## Begin EXTRACTED MATERIAL
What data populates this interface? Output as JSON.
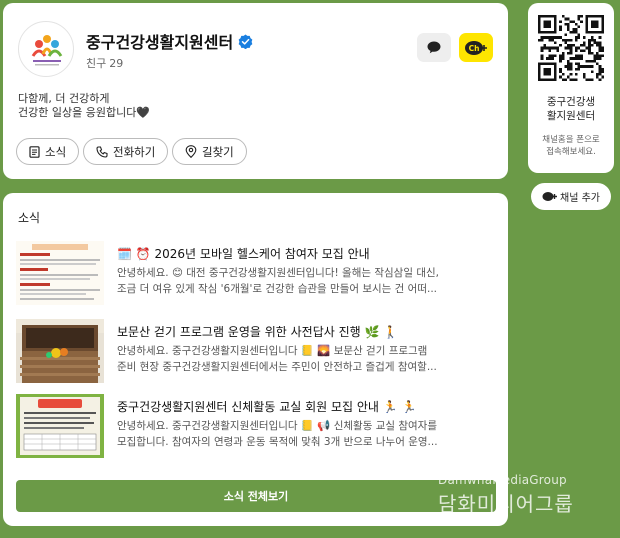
{
  "profile": {
    "name": "중구건강생활지원센터",
    "friends_label": "친구",
    "friends_count": "29",
    "description": [
      "다함께, 더 건강하게",
      "건강한 일상을 응원합니다🖤"
    ],
    "buttons": {
      "news": "소식",
      "call": "전화하기",
      "directions": "길찾기"
    },
    "ch_badge": "Ch"
  },
  "news": {
    "section_title": "소식",
    "items": [
      {
        "title": "🗓️ ⏰ 2026년 모바일 헬스케어 참여자 모집 안내",
        "body": [
          "안녕하세요. 😊 대전 중구건강생활지원센터입니다! 올해는 작심삼일 대신,",
          "조금 더 여유 있게 작심 '6개월'로 건강한 습관을 만들어 보시는 건 어떠..."
        ]
      },
      {
        "title": "보문산 걷기 프로그램 운영을 위한 사전답사 진행 🌿 🚶",
        "body": [
          "안녕하세요. 중구건강생활지원센터입니다 📒 🌄 보문산 걷기 프로그램",
          "준비 현장 중구건강생활지원센터에서는 주민이 안전하고 즐겁게 참여할..."
        ]
      },
      {
        "title": "중구건강생활지원센터 신체활동 교실 회원 모집 안내 🏃 🏃",
        "body": [
          "안녕하세요. 중구건강생활지원센터입니다 📒 📢 신체활동 교실 참여자를",
          "모집합니다. 참여자의 연령과 운동 목적에 맞춰 3개 반으로 나누어 운영..."
        ]
      }
    ],
    "view_all": "소식 전체보기"
  },
  "sidebar": {
    "qr_title": [
      "중구건강생",
      "활지원센터"
    ],
    "qr_sub": [
      "채널홈을 폰으로",
      "접속해보세요."
    ],
    "add_channel": "채널 추가"
  },
  "watermark": {
    "en": "DamwhaMediaGroup",
    "ko": "담화미디어그룹"
  },
  "icons": [
    "chat-bubble-icon",
    "channel-plus-icon",
    "verified-badge-icon",
    "document-icon",
    "phone-icon",
    "location-pin-icon",
    "qr-code-icon"
  ],
  "colors": {
    "background": "#6b9a47",
    "kakao_yellow": "#fee500",
    "verified_blue": "#1a7fe0"
  }
}
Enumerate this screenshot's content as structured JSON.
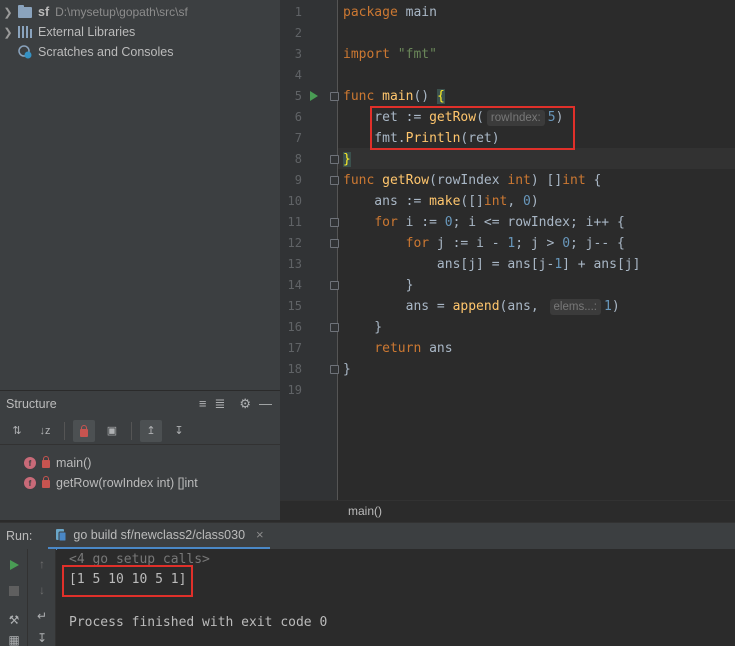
{
  "project_tree": {
    "root": {
      "name": "sf",
      "path": "D:\\mysetup\\gopath\\src\\sf"
    },
    "external_libraries": "External Libraries",
    "scratches": "Scratches and Consoles"
  },
  "structure": {
    "title": "Structure",
    "items": [
      {
        "label": "main()"
      },
      {
        "label": "getRow(rowIndex int) []int"
      }
    ]
  },
  "editor": {
    "line_numbers": [
      "1",
      "2",
      "3",
      "4",
      "5",
      "6",
      "7",
      "8",
      "9",
      "10",
      "11",
      "12",
      "13",
      "14",
      "15",
      "16",
      "17",
      "18",
      "19"
    ],
    "hints": {
      "rowIndex": "rowIndex:",
      "elems": "elems...:"
    },
    "breadcrumb": "main()"
  },
  "run": {
    "label": "Run:",
    "tab_label": "go build sf/newclass2/class030",
    "console": {
      "first_line": "<4 go setup calls>",
      "output": "[1 5 10 10 5 1]",
      "finished": "Process finished with exit code 0"
    }
  },
  "colors": {
    "highlight_box": "#e0302a",
    "keyword": "#cc7832",
    "function": "#ffc66d",
    "number": "#6897bb",
    "string": "#6a8759"
  }
}
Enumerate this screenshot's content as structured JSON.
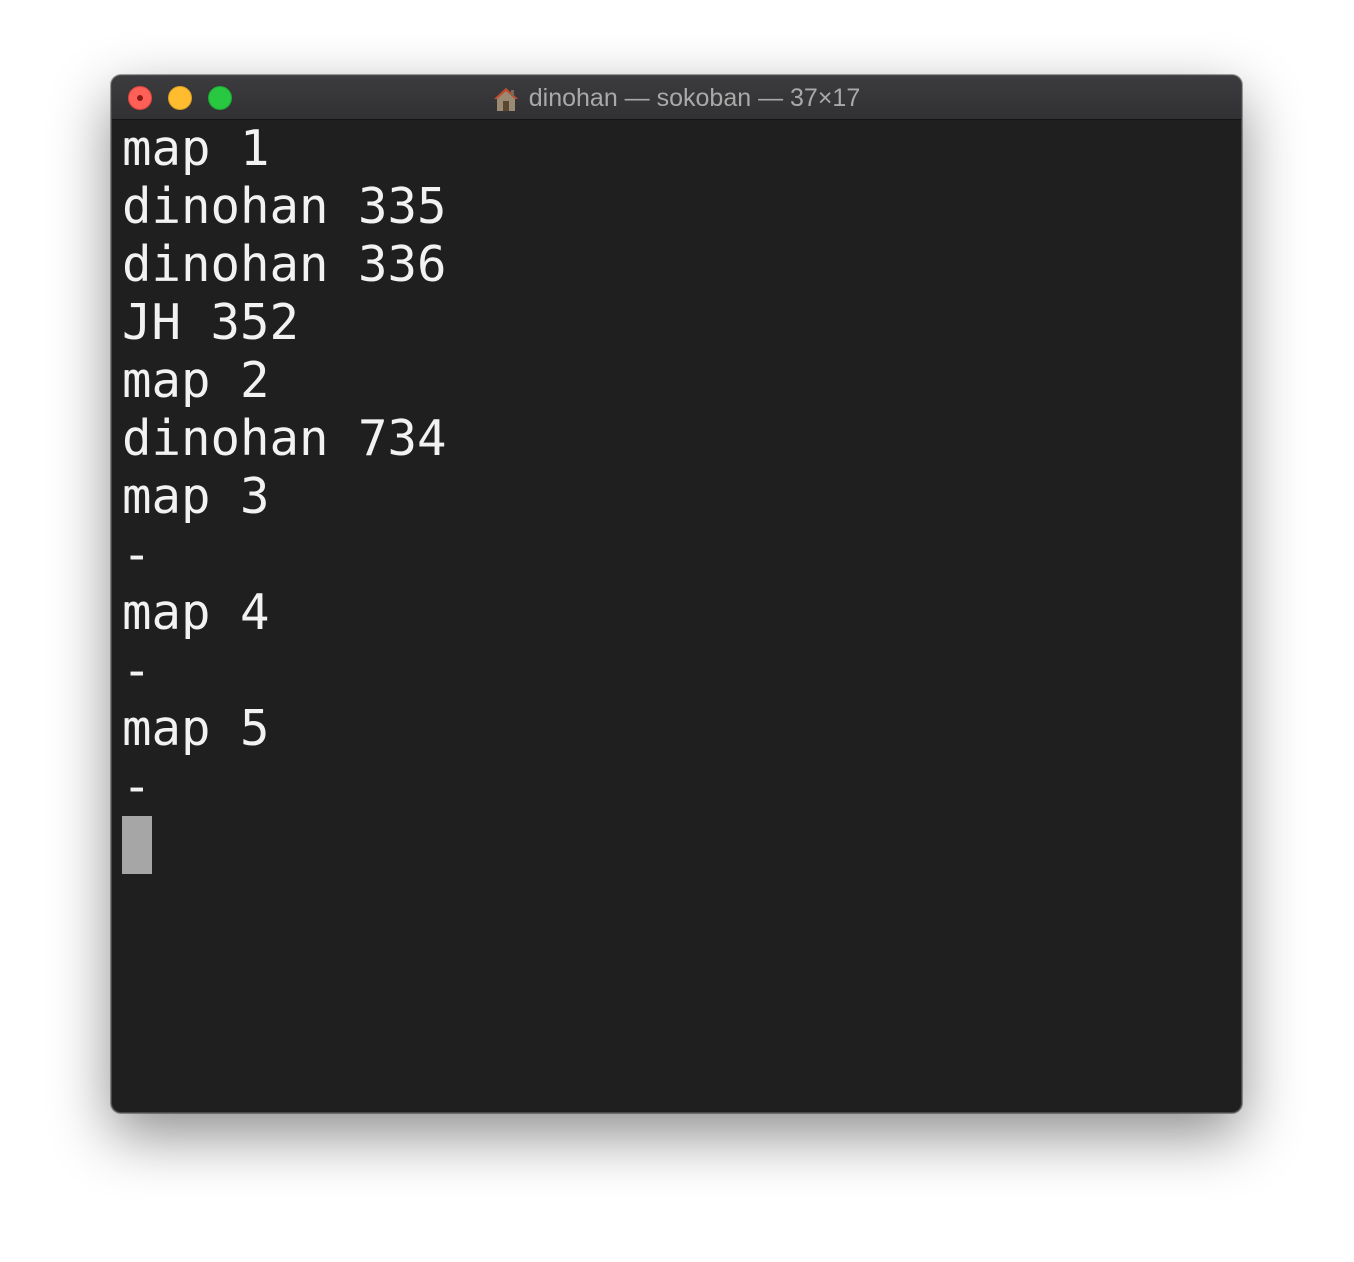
{
  "window": {
    "title": "dinohan — sokoban — 37×17",
    "title_icon": "home-icon"
  },
  "terminal": {
    "lines": [
      "map 1",
      "dinohan 335",
      "dinohan 336",
      "JH 352",
      "map 2",
      "dinohan 734",
      "map 3",
      "-",
      "map 4",
      "-",
      "map 5",
      "-"
    ]
  },
  "colors": {
    "background": "#1f1f1f",
    "text": "#f2f2f2",
    "cursor": "#a6a6a6",
    "close": "#fe5f57",
    "minimize": "#febc2e",
    "zoom": "#28c840"
  }
}
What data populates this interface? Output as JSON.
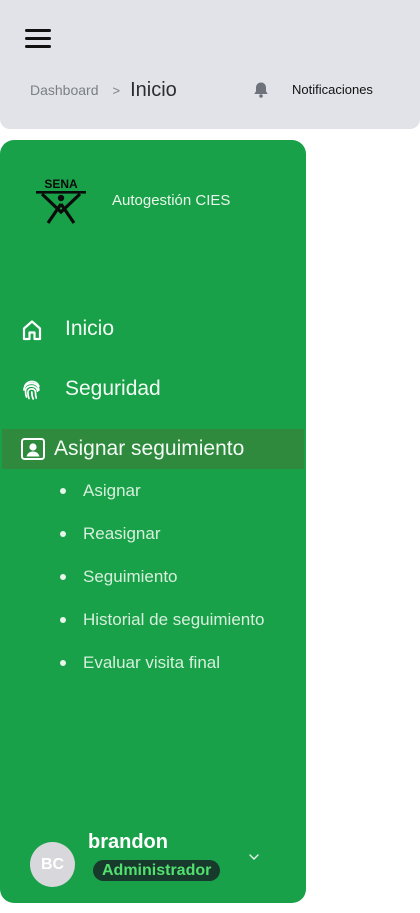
{
  "header": {
    "menu_icon": "hamburger-icon",
    "breadcrumb": {
      "parent": "Dashboard",
      "separator": ">",
      "current": "Inicio"
    },
    "notifications": {
      "icon": "bell-icon",
      "label": "Notificaciones"
    }
  },
  "sidebar": {
    "background": "#18a148",
    "active_background": "#2f8a3e",
    "logo_text": "SENA",
    "brand": "Autogestión CIES",
    "items": [
      {
        "label": "Inicio",
        "icon": "home-icon"
      },
      {
        "label": "Seguridad",
        "icon": "fingerprint-icon"
      },
      {
        "label": "Asignar seguimiento",
        "icon": "contact-card-icon",
        "active": true
      }
    ],
    "subitems": [
      {
        "label": "Asignar"
      },
      {
        "label": "Reasignar"
      },
      {
        "label": "Seguimiento"
      },
      {
        "label": "Historial de seguimiento"
      },
      {
        "label": "Evaluar visita final"
      }
    ],
    "user": {
      "initials": "BC",
      "name": "brandon",
      "role": "Administrador",
      "role_color": "#52e06f",
      "menu_icon": "chevron-down-icon"
    }
  }
}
## End EXTRACTED MATERIAL
**WHAT THE EXERCISE ASKS:**
Return the number of lines that include the word "안녕하세요", and nothing else.

**SOLUTION TO THE PROBLEM:**
3